**Problem details**
Repeat the listing in full, word for word.

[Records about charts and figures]

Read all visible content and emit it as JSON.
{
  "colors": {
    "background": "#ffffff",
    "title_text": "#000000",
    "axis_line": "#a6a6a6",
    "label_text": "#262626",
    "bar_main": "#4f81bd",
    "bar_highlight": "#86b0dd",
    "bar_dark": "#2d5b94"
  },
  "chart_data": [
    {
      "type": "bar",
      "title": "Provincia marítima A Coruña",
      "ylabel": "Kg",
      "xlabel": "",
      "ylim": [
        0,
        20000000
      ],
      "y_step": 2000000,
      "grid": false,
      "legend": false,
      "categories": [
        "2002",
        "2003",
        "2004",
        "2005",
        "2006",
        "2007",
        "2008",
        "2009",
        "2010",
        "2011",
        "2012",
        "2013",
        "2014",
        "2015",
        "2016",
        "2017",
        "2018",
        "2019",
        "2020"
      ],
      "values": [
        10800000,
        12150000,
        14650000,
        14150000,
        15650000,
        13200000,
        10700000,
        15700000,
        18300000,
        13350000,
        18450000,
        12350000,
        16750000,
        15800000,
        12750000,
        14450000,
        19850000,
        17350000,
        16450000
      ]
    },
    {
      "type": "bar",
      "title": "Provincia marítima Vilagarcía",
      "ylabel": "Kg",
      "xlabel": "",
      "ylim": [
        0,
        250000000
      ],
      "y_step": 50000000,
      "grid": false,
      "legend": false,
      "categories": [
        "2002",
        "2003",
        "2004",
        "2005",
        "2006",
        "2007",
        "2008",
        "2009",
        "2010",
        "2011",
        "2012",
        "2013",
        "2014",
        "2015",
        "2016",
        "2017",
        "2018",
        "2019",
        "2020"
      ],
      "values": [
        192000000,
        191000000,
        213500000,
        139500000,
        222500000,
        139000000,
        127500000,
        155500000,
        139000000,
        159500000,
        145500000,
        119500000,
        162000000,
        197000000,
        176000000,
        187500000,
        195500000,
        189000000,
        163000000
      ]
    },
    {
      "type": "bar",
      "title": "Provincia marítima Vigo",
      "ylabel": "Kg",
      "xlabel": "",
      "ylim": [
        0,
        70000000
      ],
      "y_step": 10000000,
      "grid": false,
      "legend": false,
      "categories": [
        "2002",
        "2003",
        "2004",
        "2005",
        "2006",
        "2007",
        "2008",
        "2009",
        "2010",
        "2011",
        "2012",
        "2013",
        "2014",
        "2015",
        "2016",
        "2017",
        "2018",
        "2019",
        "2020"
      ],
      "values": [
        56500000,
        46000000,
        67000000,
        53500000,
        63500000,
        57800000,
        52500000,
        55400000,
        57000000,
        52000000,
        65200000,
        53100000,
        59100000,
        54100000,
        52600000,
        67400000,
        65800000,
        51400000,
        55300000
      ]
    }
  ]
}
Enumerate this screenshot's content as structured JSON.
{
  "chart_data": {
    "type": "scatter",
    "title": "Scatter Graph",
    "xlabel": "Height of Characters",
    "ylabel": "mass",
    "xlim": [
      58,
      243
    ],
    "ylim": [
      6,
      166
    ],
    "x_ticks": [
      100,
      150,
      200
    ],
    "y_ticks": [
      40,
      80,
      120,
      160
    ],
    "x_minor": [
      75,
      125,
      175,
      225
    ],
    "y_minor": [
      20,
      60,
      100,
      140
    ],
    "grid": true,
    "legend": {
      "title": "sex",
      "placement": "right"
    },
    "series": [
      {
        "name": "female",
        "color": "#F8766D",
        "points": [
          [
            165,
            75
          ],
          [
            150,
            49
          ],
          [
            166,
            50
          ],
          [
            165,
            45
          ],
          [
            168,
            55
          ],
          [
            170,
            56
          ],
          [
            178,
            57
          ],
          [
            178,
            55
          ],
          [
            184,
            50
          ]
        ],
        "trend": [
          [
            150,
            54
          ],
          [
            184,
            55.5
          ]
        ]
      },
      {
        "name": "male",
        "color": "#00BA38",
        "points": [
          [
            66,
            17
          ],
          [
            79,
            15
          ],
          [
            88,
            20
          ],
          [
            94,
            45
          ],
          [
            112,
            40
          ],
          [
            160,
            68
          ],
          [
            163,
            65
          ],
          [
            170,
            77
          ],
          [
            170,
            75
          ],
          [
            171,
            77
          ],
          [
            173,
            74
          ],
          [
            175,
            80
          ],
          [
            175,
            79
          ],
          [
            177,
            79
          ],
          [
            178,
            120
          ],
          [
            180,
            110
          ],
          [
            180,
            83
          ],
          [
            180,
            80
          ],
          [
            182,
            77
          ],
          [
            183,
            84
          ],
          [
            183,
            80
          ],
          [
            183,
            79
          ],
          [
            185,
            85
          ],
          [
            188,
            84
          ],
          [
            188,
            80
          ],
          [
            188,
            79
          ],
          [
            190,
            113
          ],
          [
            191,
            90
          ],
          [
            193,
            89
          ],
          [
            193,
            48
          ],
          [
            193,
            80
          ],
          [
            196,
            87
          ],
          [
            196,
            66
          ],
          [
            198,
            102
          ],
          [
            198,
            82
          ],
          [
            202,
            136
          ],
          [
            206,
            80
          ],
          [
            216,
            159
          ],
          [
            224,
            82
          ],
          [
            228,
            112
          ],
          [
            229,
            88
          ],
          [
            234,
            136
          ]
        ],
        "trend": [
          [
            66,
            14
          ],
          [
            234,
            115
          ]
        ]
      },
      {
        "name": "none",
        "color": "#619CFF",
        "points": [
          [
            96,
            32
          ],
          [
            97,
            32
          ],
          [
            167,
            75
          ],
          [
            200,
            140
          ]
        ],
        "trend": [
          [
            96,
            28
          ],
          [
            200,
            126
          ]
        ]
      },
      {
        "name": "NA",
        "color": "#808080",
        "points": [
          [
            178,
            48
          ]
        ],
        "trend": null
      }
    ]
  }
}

**Answer to this exercise**
Read all visible content and emit it as JSON.
{
  "colors": {
    "background": "#ffffff",
    "title_text": "#000000",
    "axis_line": "#a6a6a6",
    "label_text": "#262626",
    "bar_main": "#4f81bd",
    "bar_highlight": "#86b0dd",
    "bar_dark": "#2d5b94"
  },
  "chart_data": [
    {
      "type": "bar",
      "title": "Provincia marítima A Coruña",
      "ylabel": "Kg",
      "xlabel": "",
      "ylim": [
        0,
        20000000
      ],
      "y_step": 2000000,
      "grid": false,
      "legend": false,
      "categories": [
        "2002",
        "2003",
        "2004",
        "2005",
        "2006",
        "2007",
        "2008",
        "2009",
        "2010",
        "2011",
        "2012",
        "2013",
        "2014",
        "2015",
        "2016",
        "2017",
        "2018",
        "2019",
        "2020"
      ],
      "values": [
        10800000,
        12150000,
        14650000,
        14150000,
        15650000,
        13200000,
        10700000,
        15700000,
        18300000,
        13350000,
        18450000,
        12350000,
        16750000,
        15800000,
        12750000,
        14450000,
        19850000,
        17350000,
        16450000
      ]
    },
    {
      "type": "bar",
      "title": "Provincia marítima Vilagarcía",
      "ylabel": "Kg",
      "xlabel": "",
      "ylim": [
        0,
        250000000
      ],
      "y_step": 50000000,
      "grid": false,
      "legend": false,
      "categories": [
        "2002",
        "2003",
        "2004",
        "2005",
        "2006",
        "2007",
        "2008",
        "2009",
        "2010",
        "2011",
        "2012",
        "2013",
        "2014",
        "2015",
        "2016",
        "2017",
        "2018",
        "2019",
        "2020"
      ],
      "values": [
        192000000,
        191000000,
        213500000,
        139500000,
        222500000,
        139000000,
        127500000,
        155500000,
        139000000,
        159500000,
        145500000,
        119500000,
        162000000,
        197000000,
        176000000,
        187500000,
        195500000,
        189000000,
        163000000
      ]
    },
    {
      "type": "bar",
      "title": "Provincia marítima Vigo",
      "ylabel": "Kg",
      "xlabel": "",
      "ylim": [
        0,
        70000000
      ],
      "y_step": 10000000,
      "grid": false,
      "legend": false,
      "categories": [
        "2002",
        "2003",
        "2004",
        "2005",
        "2006",
        "2007",
        "2008",
        "2009",
        "2010",
        "2011",
        "2012",
        "2013",
        "2014",
        "2015",
        "2016",
        "2017",
        "2018",
        "2019",
        "2020"
      ],
      "values": [
        56500000,
        46000000,
        67000000,
        53500000,
        63500000,
        57800000,
        52500000,
        55400000,
        57000000,
        52000000,
        65200000,
        53100000,
        59100000,
        54100000,
        52600000,
        67400000,
        65800000,
        51400000,
        55300000
      ]
    }
  ]
}
Enumerate this screenshot's content as structured JSON.
{
  "chart_data": {
    "type": "scatter",
    "title": "Scatter Graph",
    "xlabel": "Height of Characters",
    "ylabel": "mass",
    "xlim": [
      58,
      243
    ],
    "ylim": [
      6,
      166
    ],
    "x_ticks": [
      100,
      150,
      200
    ],
    "y_ticks": [
      40,
      80,
      120,
      160
    ],
    "x_minor": [
      75,
      125,
      175,
      225
    ],
    "y_minor": [
      20,
      60,
      100,
      140
    ],
    "grid": true,
    "legend": {
      "title": "sex",
      "placement": "right"
    },
    "series": [
      {
        "name": "female",
        "color": "#F8766D",
        "points": [
          [
            165,
            75
          ],
          [
            150,
            49
          ],
          [
            166,
            50
          ],
          [
            165,
            45
          ],
          [
            168,
            55
          ],
          [
            170,
            56
          ],
          [
            178,
            57
          ],
          [
            178,
            55
          ],
          [
            184,
            50
          ]
        ],
        "trend": [
          [
            150,
            54
          ],
          [
            184,
            55.5
          ]
        ]
      },
      {
        "name": "male",
        "color": "#00BA38",
        "points": [
          [
            66,
            17
          ],
          [
            79,
            15
          ],
          [
            88,
            20
          ],
          [
            94,
            45
          ],
          [
            112,
            40
          ],
          [
            160,
            68
          ],
          [
            163,
            65
          ],
          [
            170,
            77
          ],
          [
            170,
            75
          ],
          [
            171,
            77
          ],
          [
            173,
            74
          ],
          [
            175,
            80
          ],
          [
            175,
            79
          ],
          [
            177,
            79
          ],
          [
            178,
            120
          ],
          [
            180,
            110
          ],
          [
            180,
            83
          ],
          [
            180,
            80
          ],
          [
            182,
            77
          ],
          [
            183,
            84
          ],
          [
            183,
            80
          ],
          [
            183,
            79
          ],
          [
            185,
            85
          ],
          [
            188,
            84
          ],
          [
            188,
            80
          ],
          [
            188,
            79
          ],
          [
            190,
            113
          ],
          [
            191,
            90
          ],
          [
            193,
            89
          ],
          [
            193,
            48
          ],
          [
            193,
            80
          ],
          [
            196,
            87
          ],
          [
            196,
            66
          ],
          [
            198,
            102
          ],
          [
            198,
            82
          ],
          [
            202,
            136
          ],
          [
            206,
            80
          ],
          [
            216,
            159
          ],
          [
            224,
            82
          ],
          [
            228,
            112
          ],
          [
            229,
            88
          ],
          [
            234,
            136
          ]
        ],
        "trend": [
          [
            66,
            14
          ],
          [
            234,
            115
          ]
        ]
      },
      {
        "name": "none",
        "color": "#619CFF",
        "points": [
          [
            96,
            32
          ],
          [
            97,
            32
          ],
          [
            167,
            75
          ],
          [
            200,
            140
          ]
        ],
        "trend": [
          [
            96,
            28
          ],
          [
            200,
            126
          ]
        ]
      },
      {
        "name": "NA",
        "color": "#808080",
        "points": [
          [
            178,
            48
          ]
        ],
        "trend": null
      }
    ]
  }
}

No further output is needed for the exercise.